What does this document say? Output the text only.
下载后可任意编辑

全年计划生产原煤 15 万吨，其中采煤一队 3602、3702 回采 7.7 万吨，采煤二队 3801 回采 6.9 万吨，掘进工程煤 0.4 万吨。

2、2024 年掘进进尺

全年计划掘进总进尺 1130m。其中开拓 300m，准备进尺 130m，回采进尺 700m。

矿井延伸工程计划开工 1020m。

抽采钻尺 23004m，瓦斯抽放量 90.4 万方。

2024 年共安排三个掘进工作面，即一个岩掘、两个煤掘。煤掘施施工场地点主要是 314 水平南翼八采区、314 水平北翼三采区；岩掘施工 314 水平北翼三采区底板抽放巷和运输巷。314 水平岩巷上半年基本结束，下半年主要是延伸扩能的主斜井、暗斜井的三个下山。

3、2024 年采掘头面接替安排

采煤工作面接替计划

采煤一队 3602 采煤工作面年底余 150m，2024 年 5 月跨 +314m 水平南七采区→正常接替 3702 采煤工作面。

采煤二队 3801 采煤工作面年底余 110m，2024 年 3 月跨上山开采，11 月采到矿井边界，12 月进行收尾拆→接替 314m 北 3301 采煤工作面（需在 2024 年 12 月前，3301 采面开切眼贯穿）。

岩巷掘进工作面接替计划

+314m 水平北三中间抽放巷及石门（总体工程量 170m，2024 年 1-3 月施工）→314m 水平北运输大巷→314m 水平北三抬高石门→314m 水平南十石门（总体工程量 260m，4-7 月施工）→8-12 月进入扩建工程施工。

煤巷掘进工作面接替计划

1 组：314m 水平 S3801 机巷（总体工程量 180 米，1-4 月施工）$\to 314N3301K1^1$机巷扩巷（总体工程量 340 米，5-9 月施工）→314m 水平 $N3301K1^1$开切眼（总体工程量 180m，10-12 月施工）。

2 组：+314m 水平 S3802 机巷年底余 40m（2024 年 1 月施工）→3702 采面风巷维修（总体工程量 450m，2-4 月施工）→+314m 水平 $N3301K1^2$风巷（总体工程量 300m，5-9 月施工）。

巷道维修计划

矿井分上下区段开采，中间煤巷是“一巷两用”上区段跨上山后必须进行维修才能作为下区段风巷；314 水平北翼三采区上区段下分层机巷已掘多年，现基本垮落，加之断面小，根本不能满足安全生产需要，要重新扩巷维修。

_GIVEN REQUEST_: Repeat the listing in full, keeping every line exactly as it is.

_CORRECT RESPONSE_:
What does this document say? Output the text only.
下载后可任意编辑

全年计划生产原煤 15 万吨，其中采煤一队 3602、3702 回采 7.7 万吨，采煤二队 3801 回采 6.9 万吨，掘进工程煤 0.4 万吨。

2、2024 年掘进进尺

全年计划掘进总进尺 1130m。其中开拓 300m，准备进尺 130m，回采进尺 700m。

矿井延伸工程计划开工 1020m。

抽采钻尺 23004m，瓦斯抽放量 90.4 万方。

2024 年共安排三个掘进工作面，即一个岩掘、两个煤掘。煤掘施施工场地点主要是 314 水平南翼八采区、314 水平北翼三采区；岩掘施工 314 水平北翼三采区底板抽放巷和运输巷。314 水平岩巷上半年基本结束，下半年主要是延伸扩能的主斜井、暗斜井的三个下山。

3、2024 年采掘头面接替安排

采煤工作面接替计划

采煤一队 3602 采煤工作面年底余 150m，2024 年 5 月跨 +314m 水平南七采区→正常接替 3702 采煤工作面。

采煤二队 3801 采煤工作面年底余 110m，2024 年 3 月跨上山开采，11 月采到矿井边界，12 月进行收尾拆→接替 314m 北 3301 采煤工作面（需在 2024 年 12 月前，3301 采面开切眼贯穿）。

岩巷掘进工作面接替计划

+314m 水平北三中间抽放巷及石门（总体工程量 170m，2024 年 1-3 月施工）→314m 水平北运输大巷→314m 水平北三抬高石门→314m 水平南十石门（总体工程量 260m，4-7 月施工）→8-12 月进入扩建工程施工。

煤巷掘进工作面接替计划

1 组：314m 水平 S3801 机巷（总体工程量 180 米，1-4 月施工）$\to 314N3301K1^1$机巷扩巷（总体工程量 340 米，5-9 月施工）→314m 水平 $N3301K1^1$开切眼（总体工程量 180m，10-12 月施工）。

2 组：+314m 水平 S3802 机巷年底余 40m（2024 年 1 月施工）→3702 采面风巷维修（总体工程量 450m，2-4 月施工）→+314m 水平 $N3301K1^2$风巷（总体工程量 300m，5-9 月施工）。

巷道维修计划

矿井分上下区段开采，中间煤巷是“一巷两用”上区段跨上山后必须进行维修才能作为下区段风巷；314 水平北翼三采区上区段下分层机巷已掘多年，现基本垮落，加之断面小，根本不能满足安全生产需要，要重新扩巷维修。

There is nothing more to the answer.